-- Material for this task start --

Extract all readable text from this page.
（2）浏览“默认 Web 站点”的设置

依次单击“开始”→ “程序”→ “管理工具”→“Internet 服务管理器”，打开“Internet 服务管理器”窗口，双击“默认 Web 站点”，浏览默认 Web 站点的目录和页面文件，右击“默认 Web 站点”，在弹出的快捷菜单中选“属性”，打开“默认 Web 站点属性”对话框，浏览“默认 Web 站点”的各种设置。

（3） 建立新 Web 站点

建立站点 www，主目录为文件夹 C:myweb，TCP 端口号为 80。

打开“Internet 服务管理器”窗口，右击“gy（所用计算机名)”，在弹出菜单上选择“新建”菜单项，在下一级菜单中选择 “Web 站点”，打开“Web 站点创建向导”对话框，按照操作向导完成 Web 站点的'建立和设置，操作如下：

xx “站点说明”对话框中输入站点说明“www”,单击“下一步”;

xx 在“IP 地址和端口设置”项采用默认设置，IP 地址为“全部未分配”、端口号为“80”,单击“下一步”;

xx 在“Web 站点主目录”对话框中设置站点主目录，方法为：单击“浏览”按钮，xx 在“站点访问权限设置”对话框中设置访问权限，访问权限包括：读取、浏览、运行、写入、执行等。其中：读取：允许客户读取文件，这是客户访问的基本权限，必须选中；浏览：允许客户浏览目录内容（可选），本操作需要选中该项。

-- Material for this task end --

> Problem
Exactly reproduce every line found in the records.

> Response to the task
Extract all readable text from this page.
（2）浏览“默认 Web 站点”的设置

依次单击“开始”→ “程序”→ “管理工具”→“Internet 服务管理器”，打开“Internet 服务管理器”窗口，双击“默认 Web 站点”，浏览默认 Web 站点的目录和页面文件，右击“默认 Web 站点”，在弹出的快捷菜单中选“属性”，打开“默认 Web 站点属性”对话框，浏览“默认 Web 站点”的各种设置。

（3） 建立新 Web 站点

建立站点 www，主目录为文件夹 C:myweb，TCP 端口号为 80。

打开“Internet 服务管理器”窗口，右击“gy（所用计算机名)”，在弹出菜单上选择“新建”菜单项，在下一级菜单中选择 “Web 站点”，打开“Web 站点创建向导”对话框，按照操作向导完成 Web 站点的'建立和设置，操作如下：

xx “站点说明”对话框中输入站点说明“www”,单击“下一步”;

xx 在“IP 地址和端口设置”项采用默认设置，IP 地址为“全部未分配”、端口号为“80”,单击“下一步”;

xx 在“Web 站点主目录”对话框中设置站点主目录，方法为：单击“浏览”按钮，xx 在“站点访问权限设置”对话框中设置访问权限，访问权限包括：读取、浏览、运行、写入、执行等。其中：读取：允许客户读取文件，这是客户访问的基本权限，必须选中；浏览：允许客户浏览目录内容（可选），本操作需要选中该项。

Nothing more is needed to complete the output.